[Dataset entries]
----------

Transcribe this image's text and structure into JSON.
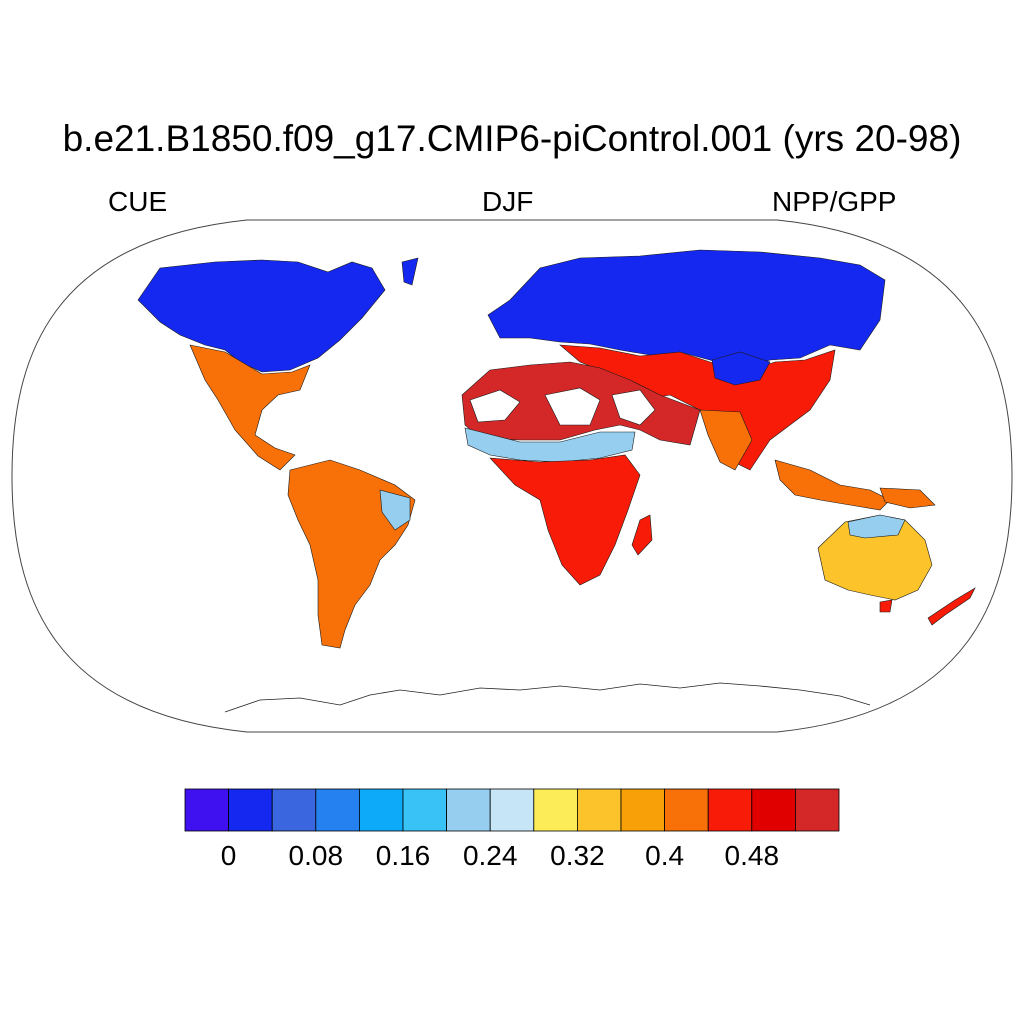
{
  "title": "b.e21.B1850.f09_g17.CMIP6-piControl.001 (yrs 20-98)",
  "subtitle_left": "CUE",
  "subtitle_center": "DJF",
  "subtitle_right": "NPP/GPP",
  "colorbar": {
    "colors": [
      "#3f10f0",
      "#1528f0",
      "#3a66e0",
      "#2580f0",
      "#0caaf8",
      "#38c2f6",
      "#96cef0",
      "#c6e6f8",
      "#fcec58",
      "#fcc42a",
      "#f8a008",
      "#f87008",
      "#f81c08",
      "#e00000",
      "#d42828"
    ],
    "tick_labels": [
      "0",
      "0.08",
      "0.16",
      "0.24",
      "0.32",
      "0.4",
      "0.48"
    ],
    "tick_values": [
      0,
      0.08,
      0.16,
      0.24,
      0.32,
      0.4,
      0.48
    ],
    "levels": [
      0,
      0.04,
      0.08,
      0.12,
      0.16,
      0.2,
      0.24,
      0.28,
      0.32,
      0.36,
      0.4,
      0.44,
      0.48,
      0.52
    ]
  },
  "map": {
    "projection": "robinson",
    "field_colors": {
      "boreal": "#1528f0",
      "temperate": "#f87008",
      "tropical": "#f81c08",
      "arid": "#d42828",
      "transition": "#fcc42a",
      "cool": "#96cef0",
      "missing": "#ffffff"
    }
  }
}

----------

◆ **Exercise**:
Copy the records exactly. Skip the pictures.

◆ **Expected answer**:
Transcribe this image's text and structure into JSON.
{
  "title": "b.e21.B1850.f09_g17.CMIP6-piControl.001 (yrs 20-98)",
  "subtitle_left": "CUE",
  "subtitle_center": "DJF",
  "subtitle_right": "NPP/GPP",
  "colorbar": {
    "colors": [
      "#3f10f0",
      "#1528f0",
      "#3a66e0",
      "#2580f0",
      "#0caaf8",
      "#38c2f6",
      "#96cef0",
      "#c6e6f8",
      "#fcec58",
      "#fcc42a",
      "#f8a008",
      "#f87008",
      "#f81c08",
      "#e00000",
      "#d42828"
    ],
    "tick_labels": [
      "0",
      "0.08",
      "0.16",
      "0.24",
      "0.32",
      "0.4",
      "0.48"
    ],
    "tick_values": [
      0,
      0.08,
      0.16,
      0.24,
      0.32,
      0.4,
      0.48
    ],
    "levels": [
      0,
      0.04,
      0.08,
      0.12,
      0.16,
      0.2,
      0.24,
      0.28,
      0.32,
      0.36,
      0.4,
      0.44,
      0.48,
      0.52
    ]
  },
  "map": {
    "projection": "robinson",
    "field_colors": {
      "boreal": "#1528f0",
      "temperate": "#f87008",
      "tropical": "#f81c08",
      "arid": "#d42828",
      "transition": "#fcc42a",
      "cool": "#96cef0",
      "missing": "#ffffff"
    }
  }
}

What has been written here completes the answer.